-------- DATA RECORDS

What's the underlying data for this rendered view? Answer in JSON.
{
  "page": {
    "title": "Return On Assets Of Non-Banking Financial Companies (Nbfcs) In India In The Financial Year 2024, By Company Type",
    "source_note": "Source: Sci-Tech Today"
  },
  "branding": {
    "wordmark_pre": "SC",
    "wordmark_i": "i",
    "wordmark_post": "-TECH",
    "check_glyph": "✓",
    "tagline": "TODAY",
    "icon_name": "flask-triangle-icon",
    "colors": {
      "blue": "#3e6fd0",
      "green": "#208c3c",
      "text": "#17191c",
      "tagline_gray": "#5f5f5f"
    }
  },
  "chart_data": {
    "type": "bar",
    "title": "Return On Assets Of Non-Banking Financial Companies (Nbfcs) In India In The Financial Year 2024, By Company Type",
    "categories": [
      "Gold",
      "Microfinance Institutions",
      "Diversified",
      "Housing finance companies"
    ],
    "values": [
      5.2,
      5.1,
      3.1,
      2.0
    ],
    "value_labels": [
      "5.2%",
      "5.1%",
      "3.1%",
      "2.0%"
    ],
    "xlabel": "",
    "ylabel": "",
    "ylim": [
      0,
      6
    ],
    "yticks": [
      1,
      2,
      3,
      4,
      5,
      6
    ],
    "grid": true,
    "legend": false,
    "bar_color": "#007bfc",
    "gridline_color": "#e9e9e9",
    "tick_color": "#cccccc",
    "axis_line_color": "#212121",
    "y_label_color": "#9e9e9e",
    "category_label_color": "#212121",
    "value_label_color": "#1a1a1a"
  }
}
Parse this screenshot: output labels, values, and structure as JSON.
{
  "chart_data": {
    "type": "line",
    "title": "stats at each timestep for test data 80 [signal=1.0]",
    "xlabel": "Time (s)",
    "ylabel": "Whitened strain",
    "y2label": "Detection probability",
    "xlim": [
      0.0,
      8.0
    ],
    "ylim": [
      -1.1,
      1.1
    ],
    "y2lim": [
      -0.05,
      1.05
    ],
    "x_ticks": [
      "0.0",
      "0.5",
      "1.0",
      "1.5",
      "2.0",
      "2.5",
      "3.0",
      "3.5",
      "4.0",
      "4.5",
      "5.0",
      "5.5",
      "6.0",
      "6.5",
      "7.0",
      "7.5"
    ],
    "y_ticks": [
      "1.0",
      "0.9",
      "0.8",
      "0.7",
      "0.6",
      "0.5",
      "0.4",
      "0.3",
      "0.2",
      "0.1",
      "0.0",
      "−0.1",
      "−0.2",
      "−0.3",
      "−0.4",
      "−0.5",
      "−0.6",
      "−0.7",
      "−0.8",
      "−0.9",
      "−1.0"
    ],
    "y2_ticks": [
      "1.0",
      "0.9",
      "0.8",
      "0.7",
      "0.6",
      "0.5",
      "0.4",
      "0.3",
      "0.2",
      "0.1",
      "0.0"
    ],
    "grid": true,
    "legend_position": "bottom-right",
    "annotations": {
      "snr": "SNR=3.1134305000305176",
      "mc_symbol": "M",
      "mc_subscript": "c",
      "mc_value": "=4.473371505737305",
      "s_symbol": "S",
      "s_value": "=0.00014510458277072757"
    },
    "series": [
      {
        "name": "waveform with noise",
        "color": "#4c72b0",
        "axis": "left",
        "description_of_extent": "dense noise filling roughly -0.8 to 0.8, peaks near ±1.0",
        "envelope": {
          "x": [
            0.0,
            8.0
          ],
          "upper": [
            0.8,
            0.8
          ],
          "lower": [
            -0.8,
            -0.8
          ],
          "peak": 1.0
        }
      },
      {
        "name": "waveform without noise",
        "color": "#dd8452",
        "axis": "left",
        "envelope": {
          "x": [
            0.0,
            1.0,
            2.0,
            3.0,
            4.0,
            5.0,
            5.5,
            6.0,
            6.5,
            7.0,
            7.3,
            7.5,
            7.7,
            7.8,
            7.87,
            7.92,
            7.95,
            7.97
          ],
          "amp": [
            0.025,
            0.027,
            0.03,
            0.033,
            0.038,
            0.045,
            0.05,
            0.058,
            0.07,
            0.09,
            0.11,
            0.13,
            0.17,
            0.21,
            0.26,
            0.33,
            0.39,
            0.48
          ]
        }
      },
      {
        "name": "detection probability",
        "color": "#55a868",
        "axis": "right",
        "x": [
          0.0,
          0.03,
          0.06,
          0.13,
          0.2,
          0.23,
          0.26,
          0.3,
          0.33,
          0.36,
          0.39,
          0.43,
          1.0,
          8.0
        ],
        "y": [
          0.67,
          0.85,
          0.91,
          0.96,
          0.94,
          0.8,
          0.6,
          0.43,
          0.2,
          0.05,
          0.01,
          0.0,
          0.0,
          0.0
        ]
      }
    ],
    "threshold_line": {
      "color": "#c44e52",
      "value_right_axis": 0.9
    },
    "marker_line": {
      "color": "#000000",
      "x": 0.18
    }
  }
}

----------------

- EXERCISE REQUIREMENTS -
Locate each line with the word "this" and copy it.

- TASK SOLUTION -
What's the underlying data for this rendered view? Answer in JSON.
Parse this screenshot: output labels, values, and structure as JSON.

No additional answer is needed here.